_Brief_
Take each line that has the word "Parcels" and return it.

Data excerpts
......

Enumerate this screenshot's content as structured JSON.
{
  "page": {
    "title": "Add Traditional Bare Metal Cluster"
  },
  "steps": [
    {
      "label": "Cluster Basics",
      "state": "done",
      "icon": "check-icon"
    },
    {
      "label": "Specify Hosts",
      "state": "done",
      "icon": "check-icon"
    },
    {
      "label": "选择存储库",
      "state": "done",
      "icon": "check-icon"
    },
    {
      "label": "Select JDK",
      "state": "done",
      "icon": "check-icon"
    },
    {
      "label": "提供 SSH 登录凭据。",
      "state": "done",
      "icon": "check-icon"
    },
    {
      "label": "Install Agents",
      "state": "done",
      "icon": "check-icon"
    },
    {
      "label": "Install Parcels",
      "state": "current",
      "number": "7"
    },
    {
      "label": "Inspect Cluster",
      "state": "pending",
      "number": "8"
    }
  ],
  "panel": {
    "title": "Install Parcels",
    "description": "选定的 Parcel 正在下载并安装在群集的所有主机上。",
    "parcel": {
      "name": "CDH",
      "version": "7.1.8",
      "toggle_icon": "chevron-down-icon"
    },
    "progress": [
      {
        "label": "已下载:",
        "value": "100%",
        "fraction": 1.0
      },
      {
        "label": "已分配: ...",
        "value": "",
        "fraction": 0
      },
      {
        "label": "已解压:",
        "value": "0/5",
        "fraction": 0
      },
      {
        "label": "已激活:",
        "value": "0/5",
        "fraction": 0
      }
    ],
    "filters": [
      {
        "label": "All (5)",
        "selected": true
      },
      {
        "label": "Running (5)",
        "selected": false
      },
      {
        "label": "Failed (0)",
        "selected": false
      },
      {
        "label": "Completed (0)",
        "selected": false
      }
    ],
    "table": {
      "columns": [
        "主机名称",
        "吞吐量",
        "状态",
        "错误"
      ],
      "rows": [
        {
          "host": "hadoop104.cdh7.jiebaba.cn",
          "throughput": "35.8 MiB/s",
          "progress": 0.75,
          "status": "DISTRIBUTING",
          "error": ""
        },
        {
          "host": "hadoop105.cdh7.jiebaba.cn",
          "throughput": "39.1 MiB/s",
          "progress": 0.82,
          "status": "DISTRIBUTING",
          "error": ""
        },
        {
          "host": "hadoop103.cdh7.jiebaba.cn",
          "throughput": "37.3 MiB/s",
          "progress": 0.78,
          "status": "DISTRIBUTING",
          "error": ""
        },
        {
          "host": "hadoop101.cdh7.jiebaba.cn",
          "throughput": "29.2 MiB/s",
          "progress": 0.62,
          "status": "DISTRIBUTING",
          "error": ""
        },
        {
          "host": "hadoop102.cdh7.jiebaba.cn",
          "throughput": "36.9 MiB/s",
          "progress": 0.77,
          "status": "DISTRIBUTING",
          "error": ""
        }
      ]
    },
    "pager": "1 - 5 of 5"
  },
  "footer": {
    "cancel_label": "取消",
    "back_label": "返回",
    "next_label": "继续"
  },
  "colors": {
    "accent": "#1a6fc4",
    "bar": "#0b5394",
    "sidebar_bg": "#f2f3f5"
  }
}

......

_The completed task_
      "label": "Install Parcels",
    "title": "Install Parcels",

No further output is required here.